Short exercise: Answer with the number of lines in the listing below that contain the word "Broccoli", and nothing else.

Entries shown:
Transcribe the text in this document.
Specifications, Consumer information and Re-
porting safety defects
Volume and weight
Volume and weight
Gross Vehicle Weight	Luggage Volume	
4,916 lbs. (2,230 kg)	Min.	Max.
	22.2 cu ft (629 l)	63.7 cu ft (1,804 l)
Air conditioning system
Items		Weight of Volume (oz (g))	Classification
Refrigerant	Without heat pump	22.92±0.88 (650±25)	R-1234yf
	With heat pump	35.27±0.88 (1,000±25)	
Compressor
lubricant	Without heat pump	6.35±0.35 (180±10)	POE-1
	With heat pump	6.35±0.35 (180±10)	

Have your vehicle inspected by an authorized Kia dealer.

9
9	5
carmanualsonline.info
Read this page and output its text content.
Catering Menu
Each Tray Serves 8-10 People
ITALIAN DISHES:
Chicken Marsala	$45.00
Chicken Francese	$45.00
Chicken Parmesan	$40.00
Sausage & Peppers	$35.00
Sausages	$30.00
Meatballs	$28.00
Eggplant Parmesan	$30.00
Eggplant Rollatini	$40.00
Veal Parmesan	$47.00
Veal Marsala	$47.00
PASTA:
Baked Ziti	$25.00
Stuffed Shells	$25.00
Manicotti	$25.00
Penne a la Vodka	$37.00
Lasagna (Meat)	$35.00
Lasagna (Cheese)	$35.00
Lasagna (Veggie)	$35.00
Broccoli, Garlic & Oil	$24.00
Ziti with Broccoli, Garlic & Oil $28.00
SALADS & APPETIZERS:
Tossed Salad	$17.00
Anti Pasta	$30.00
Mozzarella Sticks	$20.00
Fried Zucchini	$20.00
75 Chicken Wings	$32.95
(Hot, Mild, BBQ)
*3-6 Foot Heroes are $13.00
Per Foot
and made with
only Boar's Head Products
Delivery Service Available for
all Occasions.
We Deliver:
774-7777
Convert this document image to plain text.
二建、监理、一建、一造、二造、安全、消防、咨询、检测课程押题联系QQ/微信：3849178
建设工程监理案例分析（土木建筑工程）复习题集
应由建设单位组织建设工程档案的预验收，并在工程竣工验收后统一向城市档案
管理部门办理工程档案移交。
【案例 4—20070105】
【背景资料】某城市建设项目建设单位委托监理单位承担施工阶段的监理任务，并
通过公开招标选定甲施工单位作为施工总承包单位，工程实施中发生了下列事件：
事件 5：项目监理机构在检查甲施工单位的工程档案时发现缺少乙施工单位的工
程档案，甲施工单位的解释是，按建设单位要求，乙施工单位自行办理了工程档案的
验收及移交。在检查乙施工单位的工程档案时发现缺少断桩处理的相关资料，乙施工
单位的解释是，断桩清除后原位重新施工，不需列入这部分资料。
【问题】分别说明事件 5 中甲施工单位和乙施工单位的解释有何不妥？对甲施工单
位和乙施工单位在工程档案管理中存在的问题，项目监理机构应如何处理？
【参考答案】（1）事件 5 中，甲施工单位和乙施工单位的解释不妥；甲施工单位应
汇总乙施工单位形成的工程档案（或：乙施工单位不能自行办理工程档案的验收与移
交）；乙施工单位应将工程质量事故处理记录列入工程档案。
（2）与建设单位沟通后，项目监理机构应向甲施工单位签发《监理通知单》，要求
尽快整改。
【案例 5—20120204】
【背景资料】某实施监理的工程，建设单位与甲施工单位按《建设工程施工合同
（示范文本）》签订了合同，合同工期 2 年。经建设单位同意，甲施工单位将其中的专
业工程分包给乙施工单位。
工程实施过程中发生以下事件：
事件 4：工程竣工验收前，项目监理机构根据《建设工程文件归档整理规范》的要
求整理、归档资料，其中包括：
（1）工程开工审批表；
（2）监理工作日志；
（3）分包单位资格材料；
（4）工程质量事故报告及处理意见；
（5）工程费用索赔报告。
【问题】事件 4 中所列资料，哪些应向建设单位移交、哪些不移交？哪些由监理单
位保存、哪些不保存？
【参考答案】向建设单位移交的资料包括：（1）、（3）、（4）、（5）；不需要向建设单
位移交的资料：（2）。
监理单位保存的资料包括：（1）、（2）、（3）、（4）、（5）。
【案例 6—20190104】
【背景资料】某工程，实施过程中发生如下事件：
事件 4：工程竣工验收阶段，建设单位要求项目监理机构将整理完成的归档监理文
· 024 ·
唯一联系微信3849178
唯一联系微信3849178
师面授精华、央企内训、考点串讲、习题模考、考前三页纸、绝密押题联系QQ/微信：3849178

Exercise result: 2